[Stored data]
↓
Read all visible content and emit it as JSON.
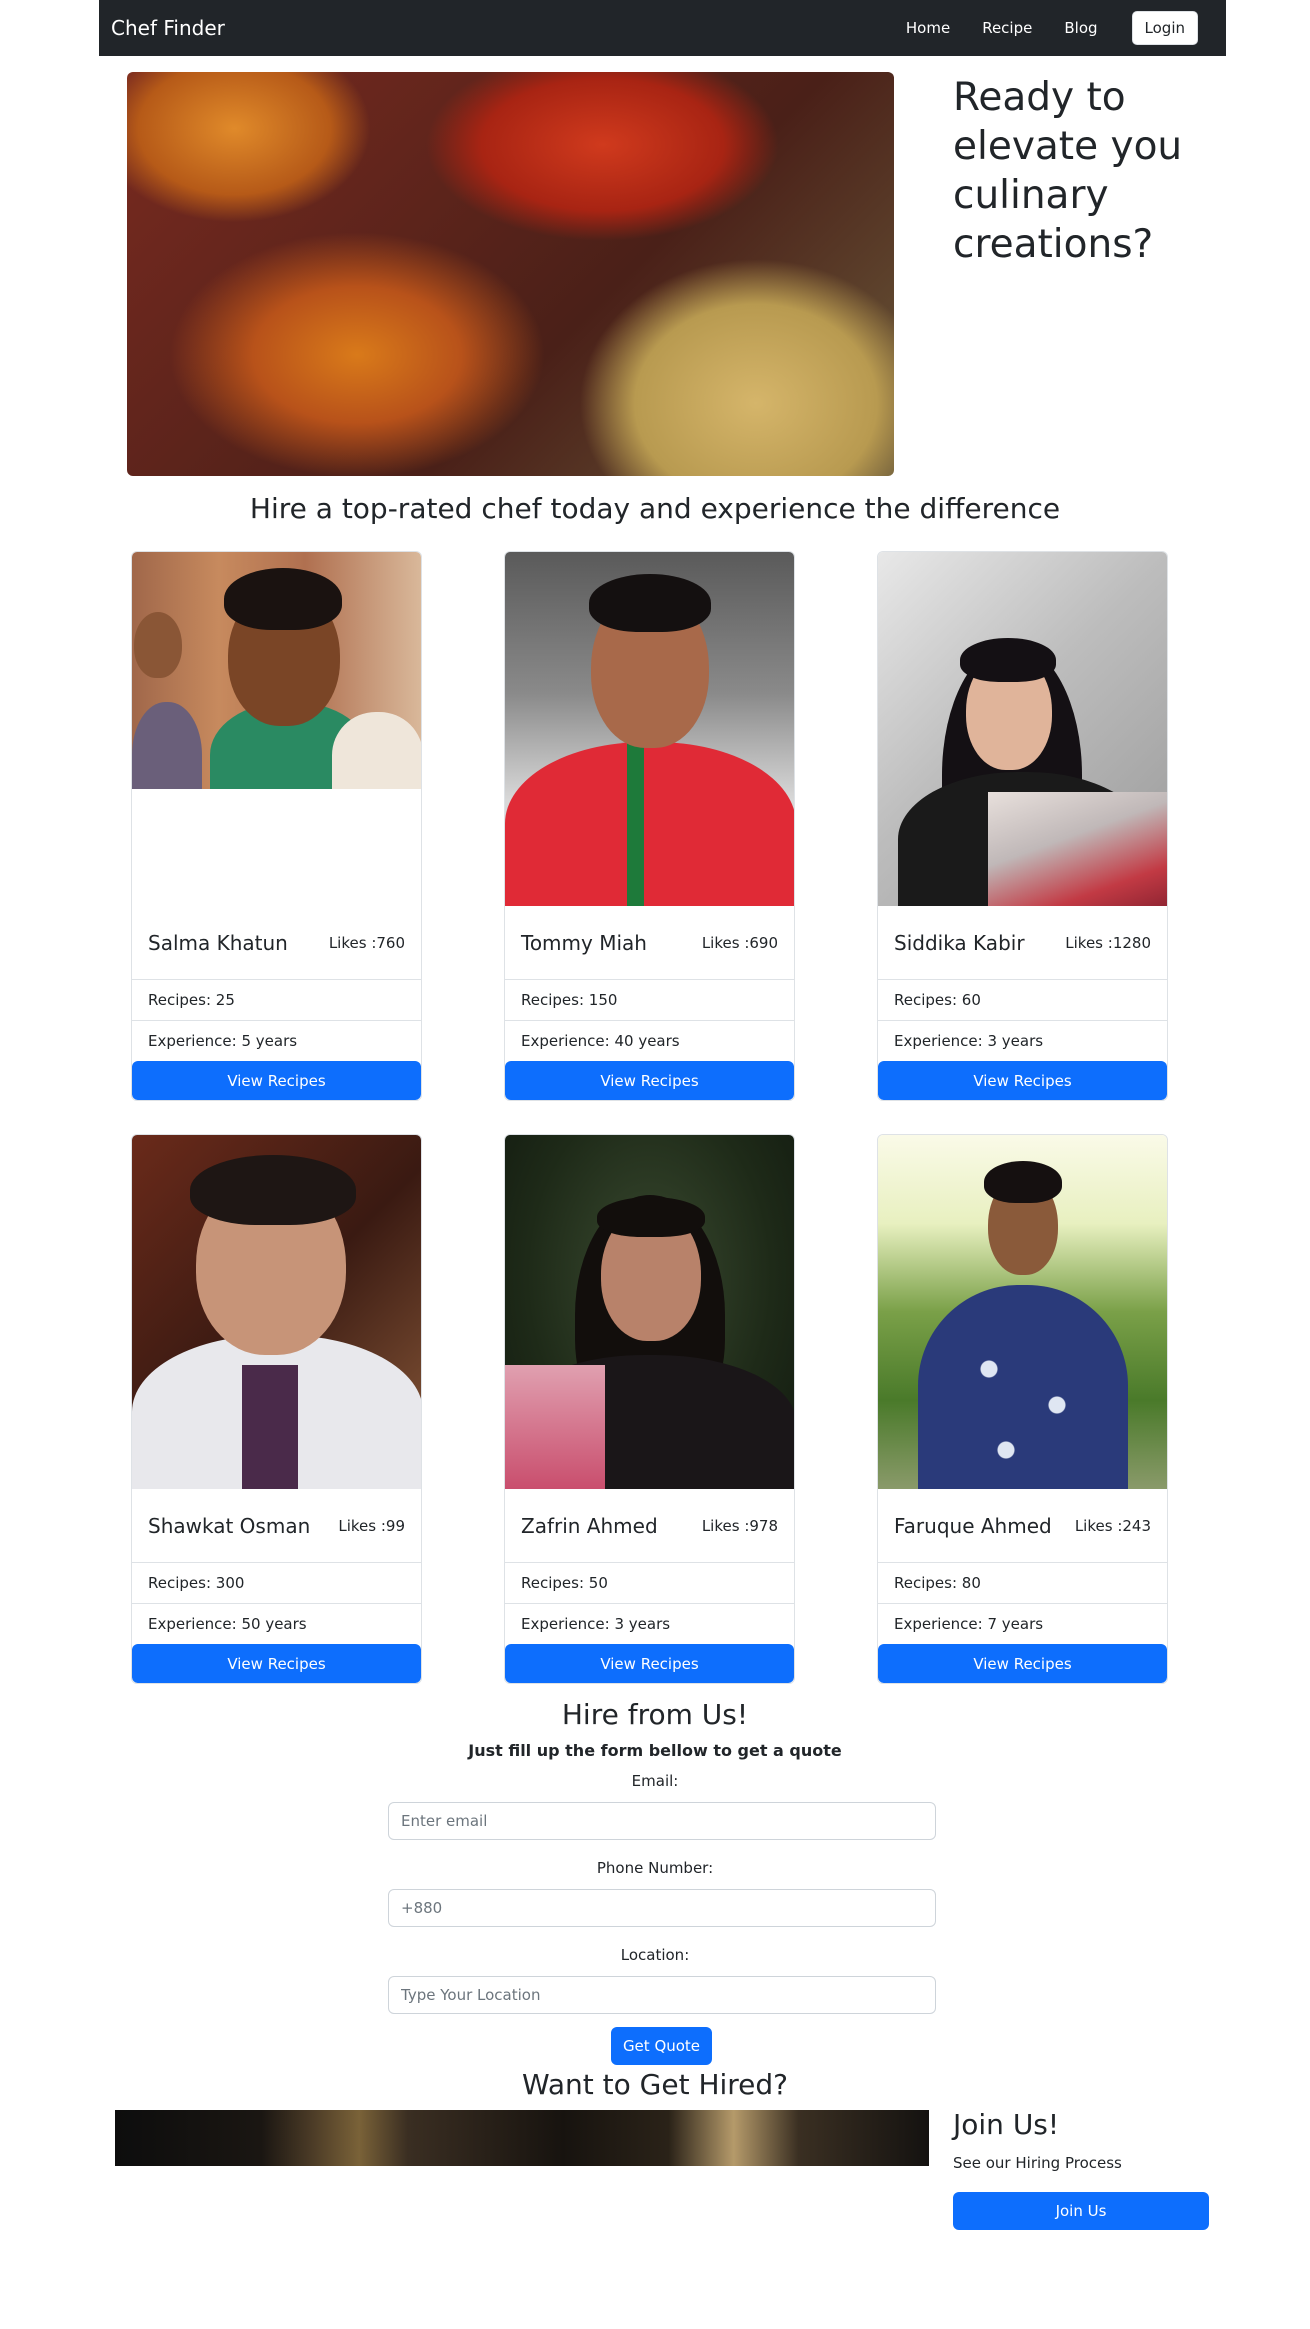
{
  "navbar": {
    "brand": "Chef Finder",
    "links": [
      "Home",
      "Recipe",
      "Blog"
    ],
    "login_label": "Login"
  },
  "hero": {
    "title": "Ready to elevate you culinary creations?"
  },
  "tagline": "Hire a top-rated chef today and experience the difference",
  "chefs": [
    {
      "name": "Salma Khatun",
      "likes": "Likes :760",
      "recipes": "Recipes: 25",
      "experience": "Experience: 5 years",
      "button": "View Recipes"
    },
    {
      "name": "Tommy Miah",
      "likes": "Likes :690",
      "recipes": "Recipes: 150",
      "experience": "Experience: 40 years",
      "button": "View Recipes"
    },
    {
      "name": "Siddika Kabir",
      "likes": "Likes :1280",
      "recipes": "Recipes: 60",
      "experience": "Experience: 3 years",
      "button": "View Recipes"
    },
    {
      "name": "Shawkat Osman",
      "likes": "Likes :99",
      "recipes": "Recipes: 300",
      "experience": "Experience: 50 years",
      "button": "View Recipes"
    },
    {
      "name": "Zafrin Ahmed",
      "likes": "Likes :978",
      "recipes": "Recipes: 50",
      "experience": "Experience: 3 years",
      "button": "View Recipes"
    },
    {
      "name": "Faruque Ahmed",
      "likes": "Likes :243",
      "recipes": "Recipes: 80",
      "experience": "Experience: 7 years",
      "button": "View Recipes"
    }
  ],
  "hire_form": {
    "title": "Hire from Us!",
    "subtitle": "Just fill up the form bellow to get a quote",
    "email_label": "Email:",
    "email_placeholder": "Enter email",
    "phone_label": "Phone Number:",
    "phone_placeholder": "+880",
    "location_label": "Location:",
    "location_placeholder": "Type Your Location",
    "submit_label": "Get Quote"
  },
  "get_hired": {
    "title": "Want to Get Hired?",
    "join_title": "Join Us!",
    "join_subtitle": "See our Hiring Process",
    "join_button": "Join Us"
  },
  "colors": {
    "navbar_bg": "#212529",
    "primary": "#0d6efd"
  }
}
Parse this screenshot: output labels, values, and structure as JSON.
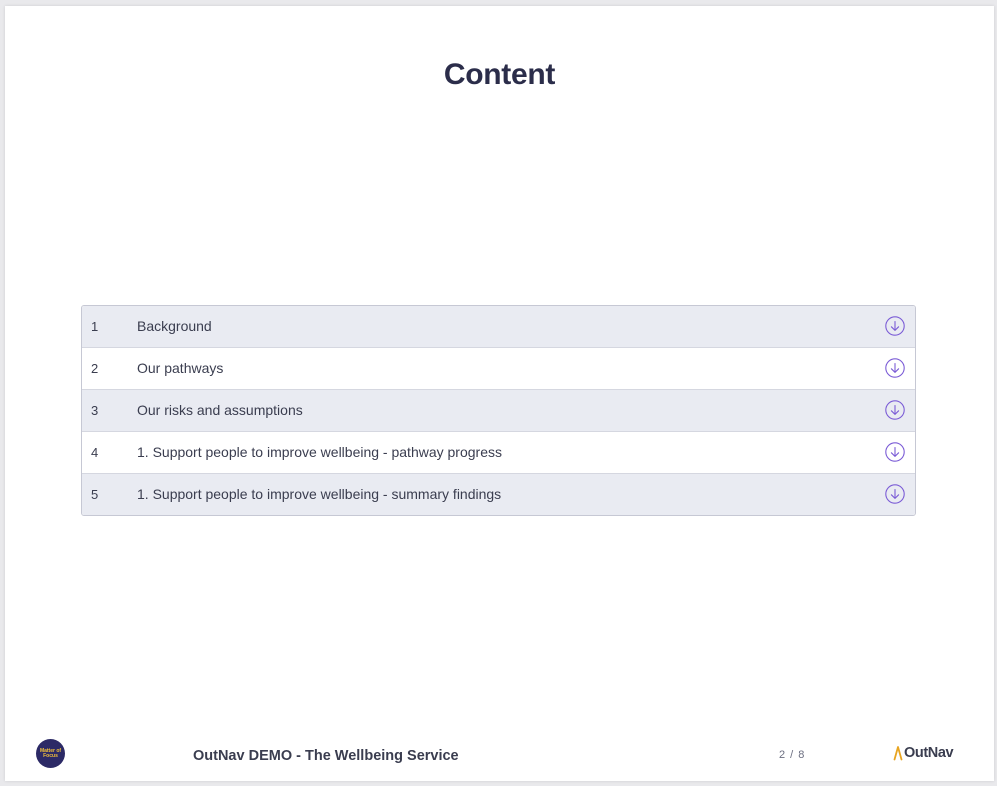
{
  "slide": {
    "title": "Content"
  },
  "toc": {
    "items": [
      {
        "number": "1",
        "label": "Background",
        "icon": "arrow-down-circle-icon"
      },
      {
        "number": "2",
        "label": "Our pathways",
        "icon": "arrow-down-circle-icon"
      },
      {
        "number": "3",
        "label": "Our risks and assumptions",
        "icon": "arrow-down-circle-icon"
      },
      {
        "number": "4",
        "label": "1. Support people to improve wellbeing - pathway progress",
        "icon": "arrow-down-circle-icon"
      },
      {
        "number": "5",
        "label": "1. Support people to improve wellbeing - summary findings",
        "icon": "arrow-down-circle-icon"
      }
    ]
  },
  "footer": {
    "logo_text": "Matter of Focus",
    "title": "OutNav DEMO - The Wellbeing Service",
    "page_indicator": "2 / 8",
    "brand_name": "OutNav"
  },
  "colors": {
    "accent": "#7b5cd6",
    "row_shaded": "#e9ebf2",
    "title_text": "#2b2d4a",
    "logo_bg": "#2c2a66",
    "logo_text": "#f3c23a",
    "brand_mark": "#e8a521"
  }
}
↑
Leave out all pictures, then copy the remaining material exactly.

Read all visible content and emit it as JSON.
{
  "navbar": {
    "brand": "Chef Finder",
    "links": [
      "Home",
      "Recipe",
      "Blog"
    ],
    "login_label": "Login"
  },
  "hero": {
    "title": "Ready to elevate you culinary creations?"
  },
  "tagline": "Hire a top-rated chef today and experience the difference",
  "chefs": [
    {
      "name": "Salma Khatun",
      "likes": "Likes :760",
      "recipes": "Recipes: 25",
      "experience": "Experience: 5 years",
      "button": "View Recipes"
    },
    {
      "name": "Tommy Miah",
      "likes": "Likes :690",
      "recipes": "Recipes: 150",
      "experience": "Experience: 40 years",
      "button": "View Recipes"
    },
    {
      "name": "Siddika Kabir",
      "likes": "Likes :1280",
      "recipes": "Recipes: 60",
      "experience": "Experience: 3 years",
      "button": "View Recipes"
    },
    {
      "name": "Shawkat Osman",
      "likes": "Likes :99",
      "recipes": "Recipes: 300",
      "experience": "Experience: 50 years",
      "button": "View Recipes"
    },
    {
      "name": "Zafrin Ahmed",
      "likes": "Likes :978",
      "recipes": "Recipes: 50",
      "experience": "Experience: 3 years",
      "button": "View Recipes"
    },
    {
      "name": "Faruque Ahmed",
      "likes": "Likes :243",
      "recipes": "Recipes: 80",
      "experience": "Experience: 7 years",
      "button": "View Recipes"
    }
  ],
  "hire_form": {
    "title": "Hire from Us!",
    "subtitle": "Just fill up the form bellow to get a quote",
    "email_label": "Email:",
    "email_placeholder": "Enter email",
    "phone_label": "Phone Number:",
    "phone_placeholder": "+880",
    "location_label": "Location:",
    "location_placeholder": "Type Your Location",
    "submit_label": "Get Quote"
  },
  "get_hired": {
    "title": "Want to Get Hired?",
    "join_title": "Join Us!",
    "join_subtitle": "See our Hiring Process",
    "join_button": "Join Us"
  },
  "colors": {
    "navbar_bg": "#212529",
    "primary": "#0d6efd"
  }
}
Parse this screenshot: output labels, values, and structure as JSON.
{
  "slide": {
    "title": "Content"
  },
  "toc": {
    "items": [
      {
        "number": "1",
        "label": "Background",
        "icon": "arrow-down-circle-icon"
      },
      {
        "number": "2",
        "label": "Our pathways",
        "icon": "arrow-down-circle-icon"
      },
      {
        "number": "3",
        "label": "Our risks and assumptions",
        "icon": "arrow-down-circle-icon"
      },
      {
        "number": "4",
        "label": "1. Support people to improve wellbeing - pathway progress",
        "icon": "arrow-down-circle-icon"
      },
      {
        "number": "5",
        "label": "1. Support people to improve wellbeing - summary findings",
        "icon": "arrow-down-circle-icon"
      }
    ]
  },
  "footer": {
    "logo_text": "Matter of Focus",
    "title": "OutNav DEMO - The Wellbeing Service",
    "page_indicator": "2 / 8",
    "brand_name": "OutNav"
  },
  "colors": {
    "accent": "#7b5cd6",
    "row_shaded": "#e9ebf2",
    "title_text": "#2b2d4a",
    "logo_bg": "#2c2a66",
    "logo_text": "#f3c23a",
    "brand_mark": "#e8a521"
  }
}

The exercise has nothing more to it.